# Required work:
Find each line with the string "from" and copy it.

### Task material ###

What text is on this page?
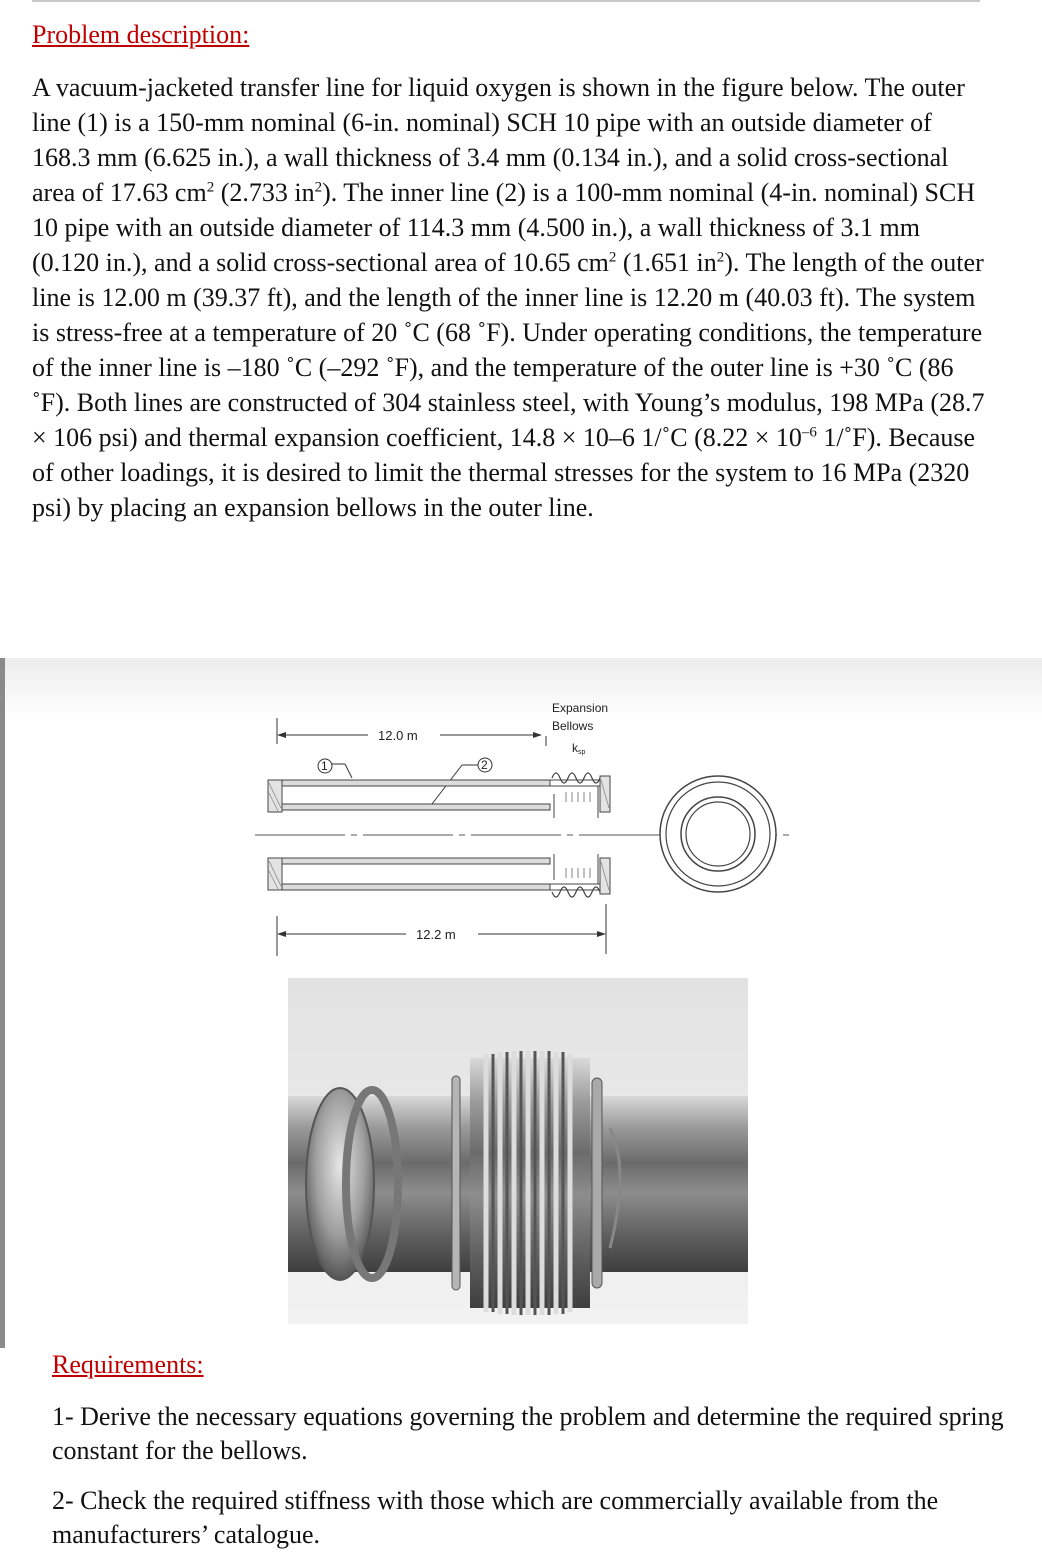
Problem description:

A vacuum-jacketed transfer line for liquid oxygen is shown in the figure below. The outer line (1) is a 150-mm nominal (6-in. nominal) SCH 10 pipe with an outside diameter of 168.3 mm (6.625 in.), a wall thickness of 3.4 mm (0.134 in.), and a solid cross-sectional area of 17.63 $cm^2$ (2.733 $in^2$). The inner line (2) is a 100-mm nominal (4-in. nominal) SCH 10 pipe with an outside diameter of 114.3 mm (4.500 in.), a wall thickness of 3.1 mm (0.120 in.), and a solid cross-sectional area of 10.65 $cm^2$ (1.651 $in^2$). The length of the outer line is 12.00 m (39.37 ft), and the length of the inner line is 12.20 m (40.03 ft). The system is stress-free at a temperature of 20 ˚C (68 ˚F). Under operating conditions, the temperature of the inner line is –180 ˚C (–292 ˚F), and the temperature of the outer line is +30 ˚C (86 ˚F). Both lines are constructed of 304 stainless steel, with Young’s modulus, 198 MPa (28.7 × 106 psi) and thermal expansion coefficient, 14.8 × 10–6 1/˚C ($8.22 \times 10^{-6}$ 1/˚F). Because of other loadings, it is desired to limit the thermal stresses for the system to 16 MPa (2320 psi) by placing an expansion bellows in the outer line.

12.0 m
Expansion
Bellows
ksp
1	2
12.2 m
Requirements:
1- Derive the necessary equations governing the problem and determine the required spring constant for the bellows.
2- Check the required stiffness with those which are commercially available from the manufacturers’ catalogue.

###
### Task material ###

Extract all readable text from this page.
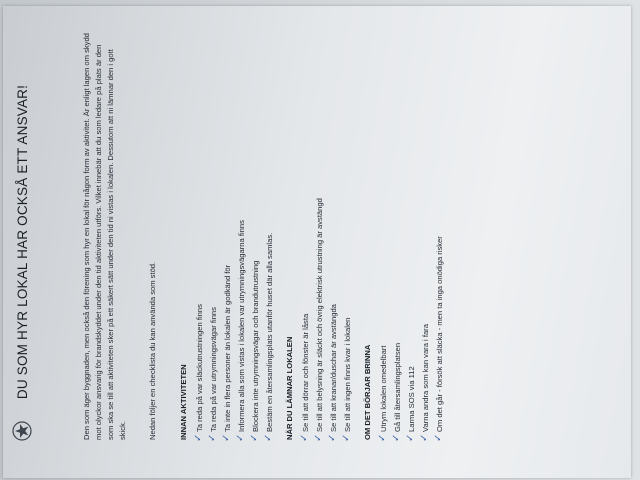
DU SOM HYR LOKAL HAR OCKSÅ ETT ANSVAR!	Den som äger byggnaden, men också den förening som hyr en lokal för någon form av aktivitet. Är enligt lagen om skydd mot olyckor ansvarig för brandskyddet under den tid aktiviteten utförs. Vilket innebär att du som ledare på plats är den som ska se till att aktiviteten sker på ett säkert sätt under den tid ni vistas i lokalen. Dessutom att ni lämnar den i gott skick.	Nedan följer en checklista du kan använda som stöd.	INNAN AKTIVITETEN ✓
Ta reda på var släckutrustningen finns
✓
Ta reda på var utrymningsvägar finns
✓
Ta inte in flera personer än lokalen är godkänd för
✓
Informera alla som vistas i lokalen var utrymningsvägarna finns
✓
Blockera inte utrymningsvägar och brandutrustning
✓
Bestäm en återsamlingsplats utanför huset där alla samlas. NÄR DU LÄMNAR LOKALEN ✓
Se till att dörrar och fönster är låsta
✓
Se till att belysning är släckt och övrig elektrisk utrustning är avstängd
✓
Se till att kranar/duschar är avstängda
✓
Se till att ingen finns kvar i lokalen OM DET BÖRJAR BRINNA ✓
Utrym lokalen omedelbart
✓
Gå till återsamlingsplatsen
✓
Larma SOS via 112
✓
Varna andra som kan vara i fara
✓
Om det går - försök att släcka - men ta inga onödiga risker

###

# In response:
2- Check the required stiffness with those which are commercially available from the manufacturers’ catalogue.
Extract all readable text from this page.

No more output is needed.